## Task directions
Every entry must be echoed exactly.

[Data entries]
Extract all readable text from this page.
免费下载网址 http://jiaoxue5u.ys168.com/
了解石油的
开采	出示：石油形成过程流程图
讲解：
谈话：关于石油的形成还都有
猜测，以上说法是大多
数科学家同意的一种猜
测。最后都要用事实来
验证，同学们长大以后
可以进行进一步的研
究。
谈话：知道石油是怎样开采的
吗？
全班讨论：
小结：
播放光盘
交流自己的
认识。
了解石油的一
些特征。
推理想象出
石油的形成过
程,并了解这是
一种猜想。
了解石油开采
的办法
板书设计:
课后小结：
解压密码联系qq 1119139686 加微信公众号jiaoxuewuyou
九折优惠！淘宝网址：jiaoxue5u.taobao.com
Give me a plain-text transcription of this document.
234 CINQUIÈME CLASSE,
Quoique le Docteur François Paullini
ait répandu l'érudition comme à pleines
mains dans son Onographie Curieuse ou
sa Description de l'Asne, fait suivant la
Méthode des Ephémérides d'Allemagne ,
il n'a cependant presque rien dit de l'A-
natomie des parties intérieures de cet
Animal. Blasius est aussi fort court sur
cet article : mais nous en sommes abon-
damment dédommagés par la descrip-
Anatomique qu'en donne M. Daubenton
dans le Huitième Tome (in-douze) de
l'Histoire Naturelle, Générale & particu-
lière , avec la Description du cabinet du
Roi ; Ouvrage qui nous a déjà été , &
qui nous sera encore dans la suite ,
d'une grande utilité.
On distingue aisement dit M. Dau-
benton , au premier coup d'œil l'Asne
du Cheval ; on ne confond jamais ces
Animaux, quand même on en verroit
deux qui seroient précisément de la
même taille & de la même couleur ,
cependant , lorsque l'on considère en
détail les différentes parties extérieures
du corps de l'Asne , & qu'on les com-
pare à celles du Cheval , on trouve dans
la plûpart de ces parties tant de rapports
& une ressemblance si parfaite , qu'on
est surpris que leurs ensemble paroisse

## Exercise answer
Extract all readable text from this page.
免费下载网址 http://jiaoxue5u.ys168.com/
了解石油的
开采	出示：石油形成过程流程图
讲解：
谈话：关于石油的形成还都有
猜测，以上说法是大多
数科学家同意的一种猜
测。最后都要用事实来
验证，同学们长大以后
可以进行进一步的研
究。
谈话：知道石油是怎样开采的
吗？
全班讨论：
小结：
播放光盘
交流自己的
认识。
了解石油的一
些特征。
推理想象出
石油的形成过
程,并了解这是
一种猜想。
了解石油开采
的办法
板书设计:
课后小结：
解压密码联系qq 1119139686 加微信公众号jiaoxuewuyou
九折优惠！淘宝网址：jiaoxue5u.taobao.com
Give me a plain-text transcription of this document.
234 CINQUIÈME CLASSE,
Quoique le Docteur François Paullini
ait répandu l'érudition comme à pleines
mains dans son Onographie Curieuse ou
sa Description de l'Asne, fait suivant la
Méthode des Ephémérides d'Allemagne ,
il n'a cependant presque rien dit de l'A-
natomie des parties intérieures de cet
Animal. Blasius est aussi fort court sur
cet article : mais nous en sommes abon-
damment dédommagés par la descrip-
Anatomique qu'en donne M. Daubenton
dans le Huitième Tome (in-douze) de
l'Histoire Naturelle, Générale & particu-
lière , avec la Description du cabinet du
Roi ; Ouvrage qui nous a déjà été , &
qui nous sera encore dans la suite ,
d'une grande utilité.
On distingue aisement dit M. Dau-
benton , au premier coup d'œil l'Asne
du Cheval ; on ne confond jamais ces
Animaux, quand même on en verroit
deux qui seroient précisément de la
même taille & de la même couleur ,
cependant , lorsque l'on considère en
détail les différentes parties extérieures
du corps de l'Asne , & qu'on les com-
pare à celles du Cheval , on trouve dans
la plûpart de ces parties tant de rapports
& une ressemblance si parfaite , qu'on
est surpris que leurs ensemble paroisse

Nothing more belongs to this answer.